__Problem description__
Each line of the listing that contains the word "במספר" is to be copied.

** BEGIN Items **

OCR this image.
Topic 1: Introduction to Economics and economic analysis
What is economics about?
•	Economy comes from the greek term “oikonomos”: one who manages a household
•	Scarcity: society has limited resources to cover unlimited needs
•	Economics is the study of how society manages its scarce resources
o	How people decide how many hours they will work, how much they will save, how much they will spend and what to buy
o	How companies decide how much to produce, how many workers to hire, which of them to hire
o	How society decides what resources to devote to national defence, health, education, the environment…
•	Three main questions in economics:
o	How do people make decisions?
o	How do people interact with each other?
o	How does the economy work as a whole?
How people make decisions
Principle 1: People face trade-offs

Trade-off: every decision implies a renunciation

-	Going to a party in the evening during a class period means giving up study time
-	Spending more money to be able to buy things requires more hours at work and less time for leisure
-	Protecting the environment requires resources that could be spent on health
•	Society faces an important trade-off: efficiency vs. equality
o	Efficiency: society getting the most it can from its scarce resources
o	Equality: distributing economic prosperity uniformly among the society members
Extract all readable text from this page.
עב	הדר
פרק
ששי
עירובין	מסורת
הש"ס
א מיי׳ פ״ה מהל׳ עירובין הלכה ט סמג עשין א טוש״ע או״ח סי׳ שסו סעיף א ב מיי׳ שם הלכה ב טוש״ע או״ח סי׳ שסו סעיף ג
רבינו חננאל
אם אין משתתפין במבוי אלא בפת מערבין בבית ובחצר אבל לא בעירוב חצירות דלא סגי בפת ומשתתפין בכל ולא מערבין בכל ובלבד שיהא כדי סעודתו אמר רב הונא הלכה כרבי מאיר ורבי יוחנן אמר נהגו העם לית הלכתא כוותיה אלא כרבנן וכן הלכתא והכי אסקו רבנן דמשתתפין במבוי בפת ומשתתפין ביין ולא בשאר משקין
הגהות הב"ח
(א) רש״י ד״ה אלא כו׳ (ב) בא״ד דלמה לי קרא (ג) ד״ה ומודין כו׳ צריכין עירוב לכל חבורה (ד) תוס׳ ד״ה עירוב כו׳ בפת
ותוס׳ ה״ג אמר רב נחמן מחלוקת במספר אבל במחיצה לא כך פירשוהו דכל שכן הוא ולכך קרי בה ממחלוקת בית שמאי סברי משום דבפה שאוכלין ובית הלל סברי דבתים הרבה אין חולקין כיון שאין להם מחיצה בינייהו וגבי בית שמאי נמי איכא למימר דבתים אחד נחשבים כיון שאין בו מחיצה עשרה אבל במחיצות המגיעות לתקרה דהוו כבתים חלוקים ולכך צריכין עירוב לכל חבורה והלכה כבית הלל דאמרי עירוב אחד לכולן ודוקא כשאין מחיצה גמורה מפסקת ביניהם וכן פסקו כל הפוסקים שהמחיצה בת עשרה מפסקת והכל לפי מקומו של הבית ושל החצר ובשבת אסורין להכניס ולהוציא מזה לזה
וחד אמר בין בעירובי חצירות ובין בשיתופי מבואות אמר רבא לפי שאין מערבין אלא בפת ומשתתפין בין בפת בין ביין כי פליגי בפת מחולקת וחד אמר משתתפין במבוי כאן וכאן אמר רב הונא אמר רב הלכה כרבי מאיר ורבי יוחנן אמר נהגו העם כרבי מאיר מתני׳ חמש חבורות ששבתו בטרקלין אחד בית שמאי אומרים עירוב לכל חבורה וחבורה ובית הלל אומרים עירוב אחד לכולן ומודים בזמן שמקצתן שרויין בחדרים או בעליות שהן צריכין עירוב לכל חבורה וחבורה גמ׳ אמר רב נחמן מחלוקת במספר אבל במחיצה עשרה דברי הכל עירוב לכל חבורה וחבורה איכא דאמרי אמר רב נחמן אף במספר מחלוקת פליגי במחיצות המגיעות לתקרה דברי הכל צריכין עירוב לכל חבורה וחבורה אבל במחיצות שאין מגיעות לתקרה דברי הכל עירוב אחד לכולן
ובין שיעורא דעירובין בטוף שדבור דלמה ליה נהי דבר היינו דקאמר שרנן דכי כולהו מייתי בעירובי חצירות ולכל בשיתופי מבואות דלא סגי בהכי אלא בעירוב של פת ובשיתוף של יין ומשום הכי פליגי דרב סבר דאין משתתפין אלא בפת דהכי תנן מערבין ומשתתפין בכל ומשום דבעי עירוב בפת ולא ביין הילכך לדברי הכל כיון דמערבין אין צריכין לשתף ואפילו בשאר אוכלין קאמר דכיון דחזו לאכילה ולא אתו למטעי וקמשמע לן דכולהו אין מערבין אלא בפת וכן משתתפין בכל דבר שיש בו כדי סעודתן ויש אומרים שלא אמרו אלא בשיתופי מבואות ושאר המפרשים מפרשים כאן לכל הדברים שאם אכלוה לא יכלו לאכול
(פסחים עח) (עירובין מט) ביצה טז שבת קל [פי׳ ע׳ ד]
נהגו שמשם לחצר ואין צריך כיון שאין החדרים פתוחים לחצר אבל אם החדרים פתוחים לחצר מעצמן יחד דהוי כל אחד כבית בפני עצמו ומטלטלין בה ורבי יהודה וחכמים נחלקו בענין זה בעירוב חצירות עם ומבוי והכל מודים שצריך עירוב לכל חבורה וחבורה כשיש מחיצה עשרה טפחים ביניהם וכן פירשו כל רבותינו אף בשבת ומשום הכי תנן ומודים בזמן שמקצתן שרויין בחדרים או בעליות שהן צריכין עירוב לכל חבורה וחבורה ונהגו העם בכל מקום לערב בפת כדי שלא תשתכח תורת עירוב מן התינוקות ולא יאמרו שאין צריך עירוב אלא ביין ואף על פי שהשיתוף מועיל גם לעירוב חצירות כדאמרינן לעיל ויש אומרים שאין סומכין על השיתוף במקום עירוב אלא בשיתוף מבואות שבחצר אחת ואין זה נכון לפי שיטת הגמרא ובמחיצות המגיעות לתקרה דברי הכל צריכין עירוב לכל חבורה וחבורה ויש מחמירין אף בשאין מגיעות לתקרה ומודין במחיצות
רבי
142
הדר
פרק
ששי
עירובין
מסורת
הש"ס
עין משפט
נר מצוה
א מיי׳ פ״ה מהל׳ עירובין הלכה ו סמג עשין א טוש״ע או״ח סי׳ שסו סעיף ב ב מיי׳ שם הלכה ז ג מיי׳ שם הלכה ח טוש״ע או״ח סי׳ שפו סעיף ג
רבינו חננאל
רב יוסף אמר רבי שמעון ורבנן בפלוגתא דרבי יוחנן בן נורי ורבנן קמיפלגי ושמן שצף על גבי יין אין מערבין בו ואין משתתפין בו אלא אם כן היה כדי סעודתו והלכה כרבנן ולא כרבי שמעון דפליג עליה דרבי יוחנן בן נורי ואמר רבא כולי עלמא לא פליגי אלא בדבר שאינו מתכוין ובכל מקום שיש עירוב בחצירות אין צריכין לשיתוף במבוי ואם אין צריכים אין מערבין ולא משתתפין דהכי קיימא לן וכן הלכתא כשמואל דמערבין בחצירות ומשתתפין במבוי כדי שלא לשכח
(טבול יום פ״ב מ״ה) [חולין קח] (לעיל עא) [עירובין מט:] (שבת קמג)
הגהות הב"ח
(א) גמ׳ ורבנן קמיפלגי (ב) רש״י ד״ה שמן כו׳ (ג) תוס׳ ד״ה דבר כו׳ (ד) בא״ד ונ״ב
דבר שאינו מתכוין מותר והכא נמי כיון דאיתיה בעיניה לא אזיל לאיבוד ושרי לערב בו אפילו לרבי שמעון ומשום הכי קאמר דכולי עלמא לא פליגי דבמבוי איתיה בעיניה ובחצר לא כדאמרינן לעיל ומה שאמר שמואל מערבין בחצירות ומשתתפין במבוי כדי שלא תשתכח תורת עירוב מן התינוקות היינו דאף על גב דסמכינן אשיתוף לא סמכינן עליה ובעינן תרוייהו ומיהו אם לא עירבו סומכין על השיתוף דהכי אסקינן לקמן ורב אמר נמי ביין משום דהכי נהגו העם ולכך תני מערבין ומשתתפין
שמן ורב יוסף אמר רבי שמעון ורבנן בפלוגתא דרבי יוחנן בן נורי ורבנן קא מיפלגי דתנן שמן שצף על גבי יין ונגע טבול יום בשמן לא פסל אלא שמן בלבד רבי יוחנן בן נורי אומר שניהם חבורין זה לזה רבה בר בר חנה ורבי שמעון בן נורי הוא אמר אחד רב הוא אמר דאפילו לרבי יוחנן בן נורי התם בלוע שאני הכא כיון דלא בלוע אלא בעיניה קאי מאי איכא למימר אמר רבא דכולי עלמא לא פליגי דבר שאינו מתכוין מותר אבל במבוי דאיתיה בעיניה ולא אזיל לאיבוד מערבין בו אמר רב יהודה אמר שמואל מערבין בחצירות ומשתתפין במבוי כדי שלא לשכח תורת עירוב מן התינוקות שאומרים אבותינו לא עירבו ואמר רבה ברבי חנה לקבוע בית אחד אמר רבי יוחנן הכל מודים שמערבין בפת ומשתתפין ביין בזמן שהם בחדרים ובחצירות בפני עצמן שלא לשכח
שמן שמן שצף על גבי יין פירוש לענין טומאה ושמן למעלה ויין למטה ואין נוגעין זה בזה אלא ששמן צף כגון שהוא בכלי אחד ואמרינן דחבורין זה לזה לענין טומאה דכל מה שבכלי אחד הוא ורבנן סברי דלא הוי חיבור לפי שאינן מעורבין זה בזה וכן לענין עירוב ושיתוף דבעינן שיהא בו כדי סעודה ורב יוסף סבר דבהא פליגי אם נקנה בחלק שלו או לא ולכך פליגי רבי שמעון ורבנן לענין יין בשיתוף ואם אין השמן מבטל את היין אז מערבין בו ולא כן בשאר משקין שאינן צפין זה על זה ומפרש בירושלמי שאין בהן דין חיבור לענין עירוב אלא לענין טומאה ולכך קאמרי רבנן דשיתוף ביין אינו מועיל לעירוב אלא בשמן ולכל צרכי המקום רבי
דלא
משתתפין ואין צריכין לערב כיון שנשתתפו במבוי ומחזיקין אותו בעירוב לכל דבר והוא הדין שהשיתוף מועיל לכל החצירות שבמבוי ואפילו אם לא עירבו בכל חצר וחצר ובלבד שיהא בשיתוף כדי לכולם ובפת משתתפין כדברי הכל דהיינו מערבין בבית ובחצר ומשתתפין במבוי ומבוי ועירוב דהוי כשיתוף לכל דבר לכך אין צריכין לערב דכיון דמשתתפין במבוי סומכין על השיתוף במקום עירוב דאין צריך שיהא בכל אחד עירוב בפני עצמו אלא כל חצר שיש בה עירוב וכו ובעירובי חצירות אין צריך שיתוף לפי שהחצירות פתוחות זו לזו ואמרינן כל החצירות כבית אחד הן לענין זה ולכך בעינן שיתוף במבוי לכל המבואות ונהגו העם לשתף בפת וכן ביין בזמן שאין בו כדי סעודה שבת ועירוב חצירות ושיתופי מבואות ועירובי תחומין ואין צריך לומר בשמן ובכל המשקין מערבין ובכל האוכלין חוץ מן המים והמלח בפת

** END Items **

__Response for this exercise__
ותוס׳ ה״ג אמר רב נחמן מחלוקת במספר אבל במחיצה לא כך פירשוהו דכל שכן הוא ולכך קרי בה ממחלוקת בית שמאי סברי משום דבפה שאוכלין ובית הלל סברי דבתים הרבה אין חולקין כיון שאין להם מחיצה בינייהו וגבי בית שמאי נמי איכא למימר דבתים אחד נחשבים כיון שאין בו מחיצה עשרה אבל במחיצות המגיעות לתקרה דהוו כבתים חלוקים ולכך צריכין עירוב לכל חבורה והלכה כבית הלל דאמרי עירוב אחד לכולן ודוקא כשאין מחיצה גמורה מפסקת ביניהם וכן פסקו כל הפוסקים שהמחיצה בת עשרה מפסקת והכל לפי מקומו של הבית ושל החצר ובשבת אסורין להכניס ולהוציא מזה לזה
וחד אמר בין בעירובי חצירות ובין בשיתופי מבואות אמר רבא לפי שאין מערבין אלא בפת ומשתתפין בין בפת בין ביין כי פליגי בפת מחולקת וחד אמר משתתפין במבוי כאן וכאן אמר רב הונא אמר רב הלכה כרבי מאיר ורבי יוחנן אמר נהגו העם כרבי מאיר מתני׳ חמש חבורות ששבתו בטרקלין אחד בית שמאי אומרים עירוב לכל חבורה וחבורה ובית הלל אומרים עירוב אחד לכולן ומודים בזמן שמקצתן שרויין בחדרים או בעליות שהן צריכין עירוב לכל חבורה וחבורה גמ׳ אמר רב נחמן מחלוקת במספר אבל במחיצה עשרה דברי הכל עירוב לכל חבורה וחבורה איכא דאמרי אמר רב נחמן אף במספר מחלוקת פליגי במחיצות המגיעות לתקרה דברי הכל צריכין עירוב לכל חבורה וחבורה אבל במחיצות שאין מגיעות לתקרה דברי הכל עירוב אחד לכולן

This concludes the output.